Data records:
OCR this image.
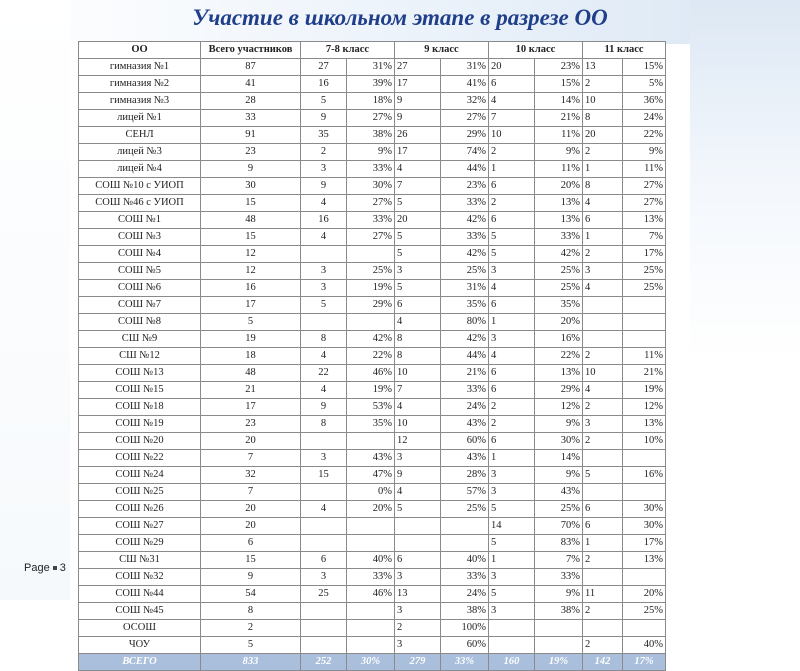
Участие в школьном этапе в разрезе ОО
ОО	Всего участников	7-8 класс		9 класс		10 класс		11 класс	
гимназия №1	87	27	31%	27	31%	20	23%	13	15%
гимназия №2	41	16	39%	17	41%	6	15%	2	5%
гимназия №3	28	5	18%	9	32%	4	14%	10	36%
лицей №1	33	9	27%	9	27%	7	21%	8	24%
СЕНЛ	91	35	38%	26	29%	10	11%	20	22%
лицей №3	23	2	9%	17	74%	2	9%	2	9%
лицей №4	9	3	33%	4	44%	1	11%	1	11%
СОШ №10 с УИОП	30	9	30%	7	23%	6	20%	8	27%
СОШ №46 с УИОП	15	4	27%	5	33%	2	13%	4	27%
СОШ №1	48	16	33%	20	42%	6	13%	6	13%
СОШ №3	15	4	27%	5	33%	5	33%	1	7%
СОШ №4	12			5	42%	5	42%	2	17%
СОШ №5	12	3	25%	3	25%	3	25%	3	25%
СОШ №6	16	3	19%	5	31%	4	25%	4	25%
СОШ №7	17	5	29%	6	35%	6	35%		
СОШ №8	5			4	80%	1	20%		
СШ №9	19	8	42%	8	42%	3	16%		
СШ №12	18	4	22%	8	44%	4	22%	2	11%
СОШ №13	48	22	46%	10	21%	6	13%	10	21%
СОШ №15	21	4	19%	7	33%	6	29%	4	19%
СОШ №18	17	9	53%	4	24%	2	12%	2	12%
СОШ №19	23	8	35%	10	43%	2	9%	3	13%
СОШ №20	20			12	60%	6	30%	2	10%
СОШ №22	7	3	43%	3	43%	1	14%		
СОШ №24	32	15	47%	9	28%	3	9%	5	16%
СОШ №25	7		0%	4	57%	3	43%		
СОШ №26	20	4	20%	5	25%	5	25%	6	30%
СОШ №27	20					14	70%	6	30%
СОШ №29	6					5	83%	1	17%
СШ №31	15	6	40%	6	40%	1	7%	2	13%
СОШ №32	9	3	33%	3	33%	3	33%		
СОШ №44	54	25	46%	13	24%	5	9%	11	20%
СОШ №45	8			3	38%	3	38%	2	25%
ОСОШ	2			2	100%				
ЧОУ	5			3	60%			2	40%
ВСЕГО	833	252	30%	279	33%	160	19%	142	17%
Page 3
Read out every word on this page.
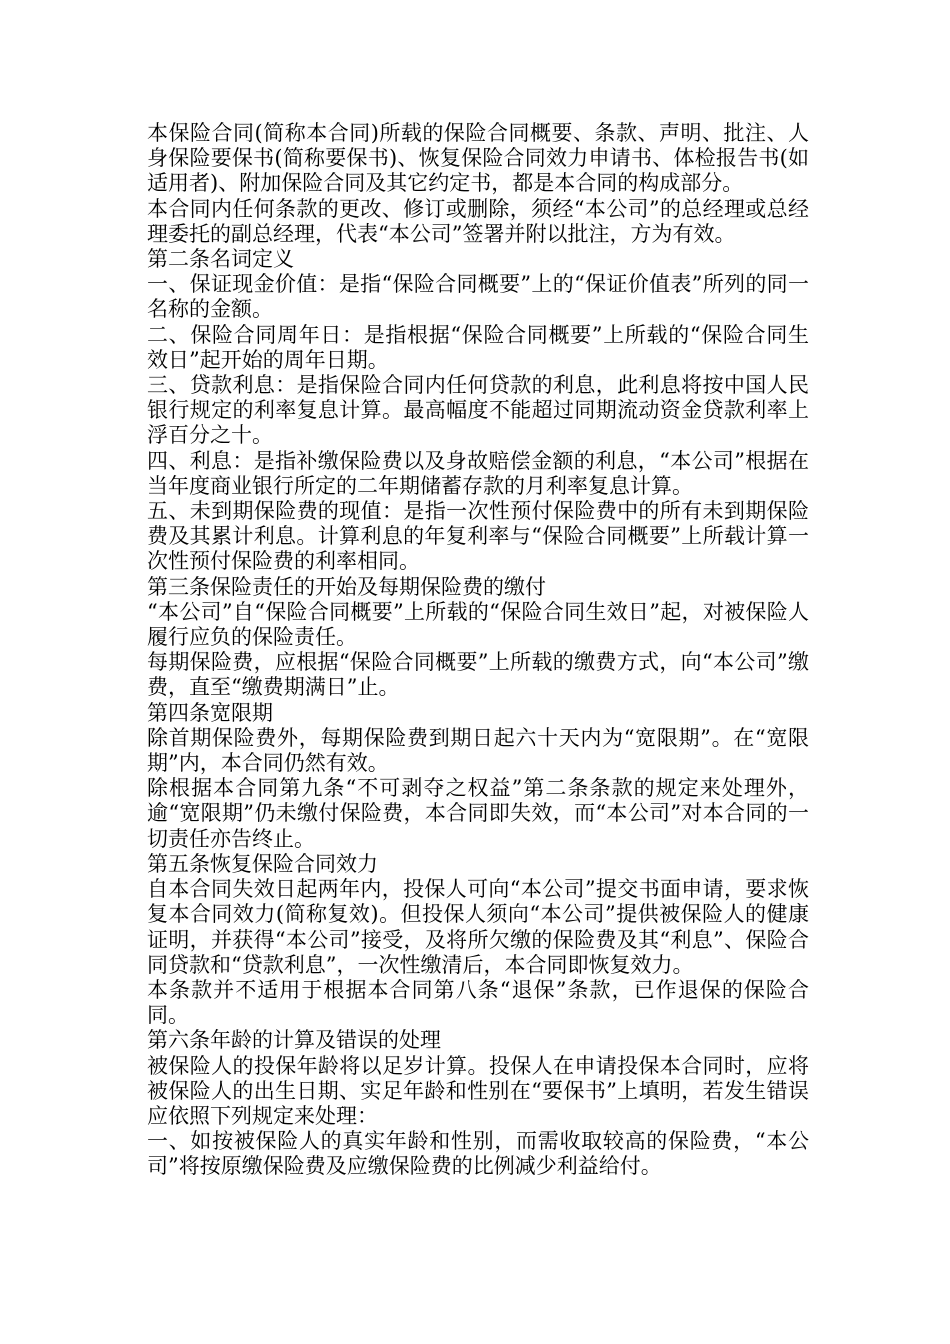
本保险合同(简称本合同)所载的保险合同概要、条款、声明、批注、人身保险要保书(简称要保书)、恢复保险合同效力申请书、体检报告书(如适用者)、附加保险合同及其它约定书，都是本合同的构成部分。

本合同内任何条款的更改、修订或删除，须经“本公司”的总经理或总经理委托的副总经理，代表“本公司”签署并附以批注，方为有效。

第二条名词定义

一、保证现金价值：是指“保险合同概要”上的“保证价值表”所列的同一名称的金额。

二、保险合同周年日：是指根据“保险合同概要”上所载的“保险合同生效日”起开始的周年日期。

三、贷款利息：是指保险合同内任何贷款的利息，此利息将按中国人民银行规定的利率复息计算。最高幅度不能超过同期流动资金贷款利率上浮百分之十。

四、利息：是指补缴保险费以及身故赔偿金额的利息，“本公司”根据在当年度商业银行所定的二年期储蓄存款的月利率复息计算。

五、未到期保险费的现值：是指一次性预付保险费中的所有未到期保险费及其累计利息。计算利息的年复利率与“保险合同概要”上所载计算一次性预付保险费的利率相同。

第三条保险责任的开始及每期保险费的缴付

“本公司”自“保险合同概要”上所载的“保险合同生效日”起，对被保险人履行应负的保险责任。

每期保险费，应根据“保险合同概要”上所载的缴费方式，向“本公司”缴费，直至“缴费期满日”止。

第四条宽限期

除首期保险费外，每期保险费到期日起六十天内为“宽限期”。在“宽限期”内，本合同仍然有效。

除根据本合同第九条“不可剥夺之权益”第二条条款的规定来处理外，逾“宽限期”仍未缴付保险费，本合同即失效，而“本公司”对本合同的一切责任亦告终止。

第五条恢复保险合同效力

自本合同失效日起两年内，投保人可向“本公司”提交书面申请，要求恢复本合同效力(简称复效)。但投保人须向“本公司”提供被保险人的健康证明，并获得“本公司”接受，及将所欠缴的保险费及其“利息”、保险合同贷款和“贷款利息”，一次性缴清后，本合同即恢复效力。

本条款并不适用于根据本合同第八条“退保”条款，已作退保的保险合同。

第六条年龄的计算及错误的处理

被保险人的投保年龄将以足岁计算。投保人在申请投保本合同时，应将被保险人的出生日期、实足年龄和性别在“要保书”上填明，若发生错误应依照下列规定来处理：

一、如按被保险人的真实年龄和性别，而需收取较高的保险费，“本公司”将按原缴保险费及应缴保险费的比例减少利益给付。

Set task: Write out all the entries exactly, except for the pictures.

Complete output:
OCR this image.
Участие в школьном этапе в разрезе ОО
ОО	Всего участников	7-8 класс		9 класс		10 класс		11 класс	
гимназия №1	87	27	31%	27	31%	20	23%	13	15%
гимназия №2	41	16	39%	17	41%	6	15%	2	5%
гимназия №3	28	5	18%	9	32%	4	14%	10	36%
лицей №1	33	9	27%	9	27%	7	21%	8	24%
СЕНЛ	91	35	38%	26	29%	10	11%	20	22%
лицей №3	23	2	9%	17	74%	2	9%	2	9%
лицей №4	9	3	33%	4	44%	1	11%	1	11%
СОШ №10 с УИОП	30	9	30%	7	23%	6	20%	8	27%
СОШ №46 с УИОП	15	4	27%	5	33%	2	13%	4	27%
СОШ №1	48	16	33%	20	42%	6	13%	6	13%
СОШ №3	15	4	27%	5	33%	5	33%	1	7%
СОШ №4	12			5	42%	5	42%	2	17%
СОШ №5	12	3	25%	3	25%	3	25%	3	25%
СОШ №6	16	3	19%	5	31%	4	25%	4	25%
СОШ №7	17	5	29%	6	35%	6	35%		
СОШ №8	5			4	80%	1	20%		
СШ №9	19	8	42%	8	42%	3	16%		
СШ №12	18	4	22%	8	44%	4	22%	2	11%
СОШ №13	48	22	46%	10	21%	6	13%	10	21%
СОШ №15	21	4	19%	7	33%	6	29%	4	19%
СОШ №18	17	9	53%	4	24%	2	12%	2	12%
СОШ №19	23	8	35%	10	43%	2	9%	3	13%
СОШ №20	20			12	60%	6	30%	2	10%
СОШ №22	7	3	43%	3	43%	1	14%		
СОШ №24	32	15	47%	9	28%	3	9%	5	16%
СОШ №25	7		0%	4	57%	3	43%		
СОШ №26	20	4	20%	5	25%	5	25%	6	30%
СОШ №27	20					14	70%	6	30%
СОШ №29	6					5	83%	1	17%
СШ №31	15	6	40%	6	40%	1	7%	2	13%
СОШ №32	9	3	33%	3	33%	3	33%		
СОШ №44	54	25	46%	13	24%	5	9%	11	20%
СОШ №45	8			3	38%	3	38%	2	25%
ОСОШ	2			2	100%				
ЧОУ	5			3	60%			2	40%
ВСЕГО	833	252	30%	279	33%	160	19%	142	17%
Page 3
Read out every word on this page.
本保险合同(简称本合同)所载的保险合同概要、条款、声明、批注、人身保险要保书(简称要保书)、恢复保险合同效力申请书、体检报告书(如适用者)、附加保险合同及其它约定书，都是本合同的构成部分。

本合同内任何条款的更改、修订或删除，须经“本公司”的总经理或总经理委托的副总经理，代表“本公司”签署并附以批注，方为有效。

第二条名词定义

一、保证现金价值：是指“保险合同概要”上的“保证价值表”所列的同一名称的金额。

二、保险合同周年日：是指根据“保险合同概要”上所载的“保险合同生效日”起开始的周年日期。

三、贷款利息：是指保险合同内任何贷款的利息，此利息将按中国人民银行规定的利率复息计算。最高幅度不能超过同期流动资金贷款利率上浮百分之十。

四、利息：是指补缴保险费以及身故赔偿金额的利息，“本公司”根据在当年度商业银行所定的二年期储蓄存款的月利率复息计算。

五、未到期保险费的现值：是指一次性预付保险费中的所有未到期保险费及其累计利息。计算利息的年复利率与“保险合同概要”上所载计算一次性预付保险费的利率相同。

第三条保险责任的开始及每期保险费的缴付

“本公司”自“保险合同概要”上所载的“保险合同生效日”起，对被保险人履行应负的保险责任。

每期保险费，应根据“保险合同概要”上所载的缴费方式，向“本公司”缴费，直至“缴费期满日”止。

第四条宽限期

除首期保险费外，每期保险费到期日起六十天内为“宽限期”。在“宽限期”内，本合同仍然有效。

除根据本合同第九条“不可剥夺之权益”第二条条款的规定来处理外，逾“宽限期”仍未缴付保险费，本合同即失效，而“本公司”对本合同的一切责任亦告终止。

第五条恢复保险合同效力

自本合同失效日起两年内，投保人可向“本公司”提交书面申请，要求恢复本合同效力(简称复效)。但投保人须向“本公司”提供被保险人的健康证明，并获得“本公司”接受，及将所欠缴的保险费及其“利息”、保险合同贷款和“贷款利息”，一次性缴清后，本合同即恢复效力。

本条款并不适用于根据本合同第八条“退保”条款，已作退保的保险合同。

第六条年龄的计算及错误的处理

被保险人的投保年龄将以足岁计算。投保人在申请投保本合同时，应将被保险人的出生日期、实足年龄和性别在“要保书”上填明，若发生错误应依照下列规定来处理：

一、如按被保险人的真实年龄和性别，而需收取较高的保险费，“本公司”将按原缴保险费及应缴保险费的比例减少利益给付。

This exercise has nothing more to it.